Problem =>
Copy out all lines where "title" appears.

☆ ☆ ☆ ☆ ☆ ☆ ☆

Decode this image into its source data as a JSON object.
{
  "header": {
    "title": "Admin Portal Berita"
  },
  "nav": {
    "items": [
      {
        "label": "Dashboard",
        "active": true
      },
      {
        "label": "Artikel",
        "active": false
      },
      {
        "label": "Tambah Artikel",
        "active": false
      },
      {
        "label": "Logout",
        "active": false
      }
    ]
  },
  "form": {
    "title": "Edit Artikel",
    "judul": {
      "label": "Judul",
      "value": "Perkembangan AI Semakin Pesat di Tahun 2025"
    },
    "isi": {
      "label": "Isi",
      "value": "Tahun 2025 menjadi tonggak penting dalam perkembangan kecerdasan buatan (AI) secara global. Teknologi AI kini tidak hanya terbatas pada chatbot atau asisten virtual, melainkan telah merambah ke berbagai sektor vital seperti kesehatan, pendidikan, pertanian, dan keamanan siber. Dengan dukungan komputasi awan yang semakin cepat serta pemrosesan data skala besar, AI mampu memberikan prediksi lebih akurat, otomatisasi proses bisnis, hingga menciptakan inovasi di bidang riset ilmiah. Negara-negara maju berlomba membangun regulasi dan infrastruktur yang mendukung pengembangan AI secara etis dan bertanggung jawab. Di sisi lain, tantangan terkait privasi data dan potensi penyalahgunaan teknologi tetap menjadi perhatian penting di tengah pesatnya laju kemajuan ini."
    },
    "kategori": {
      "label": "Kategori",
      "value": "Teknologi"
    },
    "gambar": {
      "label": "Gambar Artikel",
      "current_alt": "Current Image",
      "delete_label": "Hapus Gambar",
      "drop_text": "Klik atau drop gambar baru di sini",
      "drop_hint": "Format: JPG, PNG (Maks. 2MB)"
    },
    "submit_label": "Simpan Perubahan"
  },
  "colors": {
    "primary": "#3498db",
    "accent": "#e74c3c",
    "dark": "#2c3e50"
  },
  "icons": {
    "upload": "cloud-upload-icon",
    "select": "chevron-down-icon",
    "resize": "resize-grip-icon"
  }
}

☆ ☆ ☆ ☆ ☆ ☆ ☆

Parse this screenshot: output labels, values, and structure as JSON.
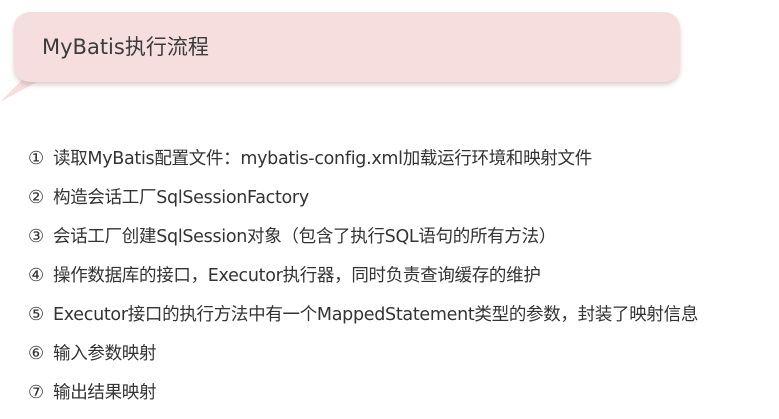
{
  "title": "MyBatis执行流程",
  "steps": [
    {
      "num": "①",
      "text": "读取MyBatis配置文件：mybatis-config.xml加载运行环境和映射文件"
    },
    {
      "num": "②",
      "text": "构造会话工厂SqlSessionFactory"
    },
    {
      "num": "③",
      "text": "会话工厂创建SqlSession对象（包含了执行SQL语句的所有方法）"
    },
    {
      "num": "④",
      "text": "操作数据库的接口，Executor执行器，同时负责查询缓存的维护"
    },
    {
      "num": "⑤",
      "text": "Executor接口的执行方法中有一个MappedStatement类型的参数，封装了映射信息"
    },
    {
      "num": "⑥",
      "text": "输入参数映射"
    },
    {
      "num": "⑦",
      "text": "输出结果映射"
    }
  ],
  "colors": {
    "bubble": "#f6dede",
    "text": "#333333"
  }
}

☆ ☆ ☆ ☆ ☆ ☆ ☆

Written reply =>
    "title": "Admin Portal Berita"
    "title": "Edit Artikel",
  "title": "MyBatis执行流程",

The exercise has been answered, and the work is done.